-- Work required --
Copy, word for word, the part of the passage on Kindra Chapman's death that runs from "Homewood police on" to "not yet responded.".

-- Source extract --
=-=-=

Jefferson County District Attorney Brandon Falls also has released a statement about Chapman’s death, saying: “At this time, I have seen no evidence of any criminal wrongdoing in the arrest and detention of Kindra Chapman, and I believe that her death is the result of a suicide,” Falls said.

Homewood police on Saturday released 72 seconds of jail surveillance footage of Chapman being escorted into the lockup by a patrol officer. The portion of the video released on the department’s Facebook page shows Chapman in handcuffs getting out of a police car and walking into the police station. Police officials said today the entire video shows the teen going through the full booking process, being led to her cell and, finally, taking her own life. “Out of respect for Ms. Chapman and her family, the Homewood Police Department is not making the final minutes of the video public.” on Sunday made a formal request to view and obtain the video in its entirety to Homewood police Chief Jim Roberson, Homewood Mayor Scott McBrayer and Falls. Roberson and Falls declined the request. McBrayer has not yet responded.

=-=-=

-- Recorded information --
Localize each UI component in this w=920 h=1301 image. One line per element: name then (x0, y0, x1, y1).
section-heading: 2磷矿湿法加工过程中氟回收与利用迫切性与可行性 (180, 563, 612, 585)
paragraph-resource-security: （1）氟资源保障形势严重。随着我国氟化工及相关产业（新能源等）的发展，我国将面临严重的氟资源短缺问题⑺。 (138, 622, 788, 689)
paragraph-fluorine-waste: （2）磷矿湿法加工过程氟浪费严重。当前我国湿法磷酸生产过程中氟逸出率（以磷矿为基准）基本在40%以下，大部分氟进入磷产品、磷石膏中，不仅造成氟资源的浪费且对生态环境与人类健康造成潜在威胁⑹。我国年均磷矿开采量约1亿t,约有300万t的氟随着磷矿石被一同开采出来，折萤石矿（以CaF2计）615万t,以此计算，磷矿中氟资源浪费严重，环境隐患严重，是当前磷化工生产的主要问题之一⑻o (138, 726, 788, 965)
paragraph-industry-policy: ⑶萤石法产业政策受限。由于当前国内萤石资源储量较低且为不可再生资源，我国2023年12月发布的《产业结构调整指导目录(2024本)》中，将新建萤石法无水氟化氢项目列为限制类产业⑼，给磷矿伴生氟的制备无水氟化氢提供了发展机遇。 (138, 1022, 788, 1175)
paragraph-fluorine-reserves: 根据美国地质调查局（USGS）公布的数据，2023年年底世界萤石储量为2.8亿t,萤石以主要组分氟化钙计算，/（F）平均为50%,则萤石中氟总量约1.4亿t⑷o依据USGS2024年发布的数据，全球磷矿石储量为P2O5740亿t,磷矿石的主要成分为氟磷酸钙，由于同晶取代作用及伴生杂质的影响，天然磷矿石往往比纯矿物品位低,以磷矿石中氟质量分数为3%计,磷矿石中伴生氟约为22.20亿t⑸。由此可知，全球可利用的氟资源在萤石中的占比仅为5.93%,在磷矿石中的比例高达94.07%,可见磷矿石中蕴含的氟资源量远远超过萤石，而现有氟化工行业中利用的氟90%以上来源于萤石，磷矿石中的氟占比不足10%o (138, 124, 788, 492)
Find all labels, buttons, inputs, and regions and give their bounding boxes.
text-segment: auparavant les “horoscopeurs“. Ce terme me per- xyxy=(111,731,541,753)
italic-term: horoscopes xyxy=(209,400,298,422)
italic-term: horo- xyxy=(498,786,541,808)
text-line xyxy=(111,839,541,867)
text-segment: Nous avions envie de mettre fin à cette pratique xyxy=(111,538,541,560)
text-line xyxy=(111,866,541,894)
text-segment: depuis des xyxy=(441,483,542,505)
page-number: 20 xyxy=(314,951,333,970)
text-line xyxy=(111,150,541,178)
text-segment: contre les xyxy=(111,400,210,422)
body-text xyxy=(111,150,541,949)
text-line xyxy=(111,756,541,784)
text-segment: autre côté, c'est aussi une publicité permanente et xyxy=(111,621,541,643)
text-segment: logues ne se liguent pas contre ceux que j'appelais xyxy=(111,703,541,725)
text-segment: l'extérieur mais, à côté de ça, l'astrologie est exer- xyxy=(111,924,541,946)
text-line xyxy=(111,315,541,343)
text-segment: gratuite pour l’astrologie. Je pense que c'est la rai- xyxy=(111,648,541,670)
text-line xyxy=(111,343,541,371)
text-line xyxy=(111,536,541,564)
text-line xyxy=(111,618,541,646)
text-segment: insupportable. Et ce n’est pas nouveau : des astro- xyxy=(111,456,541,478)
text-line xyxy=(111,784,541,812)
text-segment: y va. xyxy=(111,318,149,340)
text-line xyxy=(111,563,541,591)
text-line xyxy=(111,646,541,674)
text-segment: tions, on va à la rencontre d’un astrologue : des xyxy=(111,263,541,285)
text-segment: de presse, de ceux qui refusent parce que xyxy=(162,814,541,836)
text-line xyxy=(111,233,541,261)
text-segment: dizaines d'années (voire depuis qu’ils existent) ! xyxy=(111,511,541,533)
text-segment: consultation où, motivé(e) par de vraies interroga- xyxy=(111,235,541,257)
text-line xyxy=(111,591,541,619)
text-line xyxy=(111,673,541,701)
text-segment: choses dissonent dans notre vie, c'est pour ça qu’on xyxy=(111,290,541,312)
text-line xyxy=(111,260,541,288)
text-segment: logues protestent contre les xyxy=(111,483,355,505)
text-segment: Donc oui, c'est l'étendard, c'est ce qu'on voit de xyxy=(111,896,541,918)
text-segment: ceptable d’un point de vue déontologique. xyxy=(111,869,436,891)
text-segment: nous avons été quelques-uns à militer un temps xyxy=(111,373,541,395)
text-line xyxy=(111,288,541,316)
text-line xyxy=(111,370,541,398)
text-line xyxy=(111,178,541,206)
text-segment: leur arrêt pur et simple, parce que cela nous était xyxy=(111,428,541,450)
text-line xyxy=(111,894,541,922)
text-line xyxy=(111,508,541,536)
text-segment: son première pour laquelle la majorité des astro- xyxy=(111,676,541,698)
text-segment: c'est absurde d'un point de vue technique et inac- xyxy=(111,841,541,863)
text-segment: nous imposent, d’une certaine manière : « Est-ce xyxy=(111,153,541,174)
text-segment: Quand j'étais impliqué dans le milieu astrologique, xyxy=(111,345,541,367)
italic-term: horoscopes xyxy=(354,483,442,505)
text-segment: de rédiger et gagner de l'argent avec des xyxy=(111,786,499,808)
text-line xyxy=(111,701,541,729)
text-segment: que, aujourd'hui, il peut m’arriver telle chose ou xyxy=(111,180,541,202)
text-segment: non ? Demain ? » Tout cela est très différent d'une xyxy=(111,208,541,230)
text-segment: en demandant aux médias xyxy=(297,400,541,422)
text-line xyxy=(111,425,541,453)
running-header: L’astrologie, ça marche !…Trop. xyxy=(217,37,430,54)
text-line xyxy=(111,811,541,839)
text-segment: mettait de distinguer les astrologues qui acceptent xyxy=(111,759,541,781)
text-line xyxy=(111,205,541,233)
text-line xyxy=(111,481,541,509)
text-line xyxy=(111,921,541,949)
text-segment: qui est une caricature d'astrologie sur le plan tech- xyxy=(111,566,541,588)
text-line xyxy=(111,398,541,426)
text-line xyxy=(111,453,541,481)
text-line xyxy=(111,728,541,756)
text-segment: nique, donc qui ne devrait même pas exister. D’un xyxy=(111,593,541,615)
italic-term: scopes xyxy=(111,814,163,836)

=-=-=

-- Task solution --
Homewood police on Saturday released 72 seconds of jail surveillance footage of Chapman being escorted into the lockup by a patrol officer. The portion of the video released on the department’s Facebook page shows Chapman in handcuffs getting out of a police car and walking into the police station. Police officials said today the entire video shows the teen going through the full booking process, being led to her cell and, finally, taking her own life. “Out of respect for Ms. Chapman and her family, the Homewood Police Department is not making the final minutes of the video public.” on Sunday made a formal request to view and obtain the video in its entirety to Homewood police Chief Jim Roberson, Homewood Mayor Scott McBrayer and Falls. Roberson and Falls declined the request. McBrayer has not yet responded.